Report each line of the data that includes the word "name".

=== SUPPLIED INFORMATION ===
────────────────────

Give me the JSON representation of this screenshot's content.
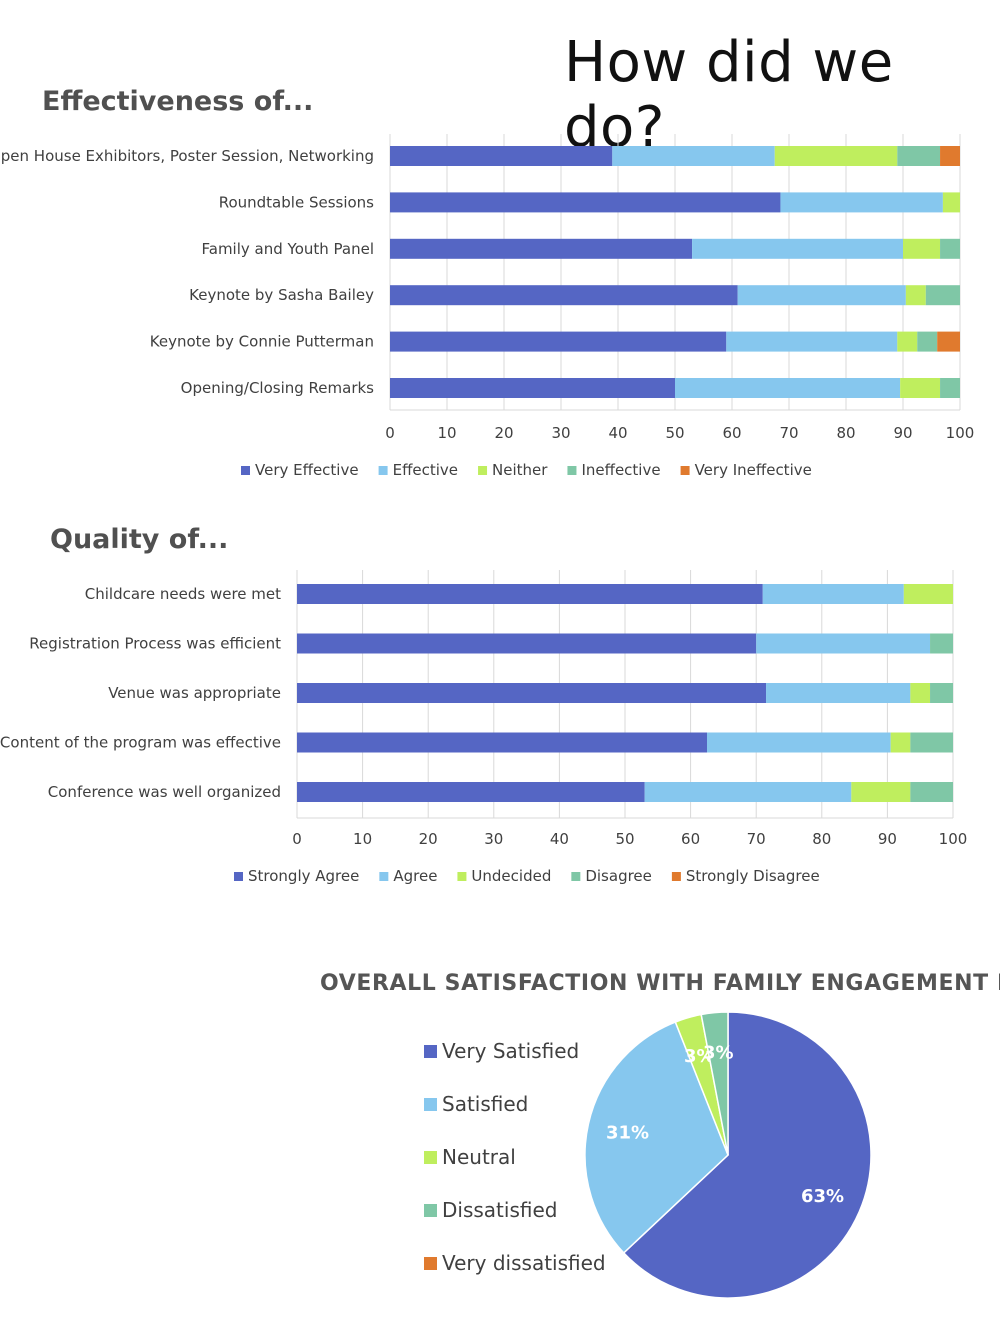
{
  "page": {
    "title": "How did we do?"
  },
  "chart_data": [
    {
      "type": "bar",
      "stacked": true,
      "orientation": "horizontal",
      "title": "Effectiveness of...",
      "categories": [
        "Open House Exhibitors, Poster Session, Networking",
        "Roundtable Sessions",
        "Family and Youth Panel",
        "Keynote by Sasha Bailey",
        "Keynote by Connie Putterman",
        "Opening/Closing Remarks"
      ],
      "series": [
        {
          "name": "Very Effective",
          "color": "#5566c4",
          "values": [
            39,
            68.5,
            53,
            61,
            59,
            50
          ]
        },
        {
          "name": "Effective",
          "color": "#86c7ee",
          "values": [
            28.5,
            28.5,
            37,
            29.5,
            30,
            39.5
          ]
        },
        {
          "name": "Neither",
          "color": "#bfee5e",
          "values": [
            21.5,
            3,
            6.5,
            3.5,
            3.5,
            7
          ]
        },
        {
          "name": "Ineffective",
          "color": "#7fc7a6",
          "values": [
            7.5,
            0,
            3.5,
            6,
            3.5,
            3.5
          ]
        },
        {
          "name": "Very Ineffective",
          "color": "#e07a2e",
          "values": [
            3.5,
            0,
            0,
            0,
            4,
            0
          ]
        }
      ],
      "xlim": [
        0,
        100
      ],
      "xticks": [
        "0",
        "10",
        "20",
        "30",
        "40",
        "50",
        "60",
        "70",
        "80",
        "90",
        "100"
      ],
      "grid": true,
      "legend": "bottom"
    },
    {
      "type": "bar",
      "stacked": true,
      "orientation": "horizontal",
      "title": "Quality of...",
      "categories": [
        "Childcare needs were met",
        "Registration Process was efficient",
        "Venue was appropriate",
        "Content of the program was effective",
        "Conference was well organized"
      ],
      "series": [
        {
          "name": "Strongly Agree",
          "color": "#5566c4",
          "values": [
            71,
            70,
            71.5,
            62.5,
            53
          ]
        },
        {
          "name": "Agree",
          "color": "#86c7ee",
          "values": [
            21.5,
            26.5,
            22,
            28,
            31.5
          ]
        },
        {
          "name": "Undecided",
          "color": "#bfee5e",
          "values": [
            7.5,
            0,
            3,
            3,
            9
          ]
        },
        {
          "name": "Disagree",
          "color": "#7fc7a6",
          "values": [
            0,
            3.5,
            3.5,
            6.5,
            6.5
          ]
        },
        {
          "name": "Strongly Disagree",
          "color": "#e07a2e",
          "values": [
            0,
            0,
            0,
            0,
            0
          ]
        }
      ],
      "xlim": [
        0,
        100
      ],
      "xticks": [
        "0",
        "10",
        "20",
        "30",
        "40",
        "50",
        "60",
        "70",
        "80",
        "90",
        "100"
      ],
      "grid": true,
      "legend": "bottom"
    },
    {
      "type": "pie",
      "title": "OVERALL SATISFACTION WITH FAMILY ENGAGEMENT DAY",
      "categories": [
        "Very Satisfied",
        "Satisfied",
        "Neutral",
        "Dissatisfied",
        "Very dissatisfied"
      ],
      "values": [
        63,
        31,
        3,
        3,
        0
      ],
      "data_labels": [
        "63%",
        "31%",
        "3%",
        "3%",
        ""
      ],
      "colors": [
        "#5566c4",
        "#86c7ee",
        "#bfee5e",
        "#7fc7a6",
        "#e07a2e"
      ],
      "legend": "left"
    }
  ]
}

────────────────────

=== WRITTEN SOLUTION ===
          "name": "Very Effective",
          "name": "Effective",
          "name": "Neither",
          "name": "Ineffective",
          "name": "Very Ineffective",
          "name": "Strongly Agree",
          "name": "Agree",
          "name": "Undecided",
          "name": "Disagree",
          "name": "Strongly Disagree",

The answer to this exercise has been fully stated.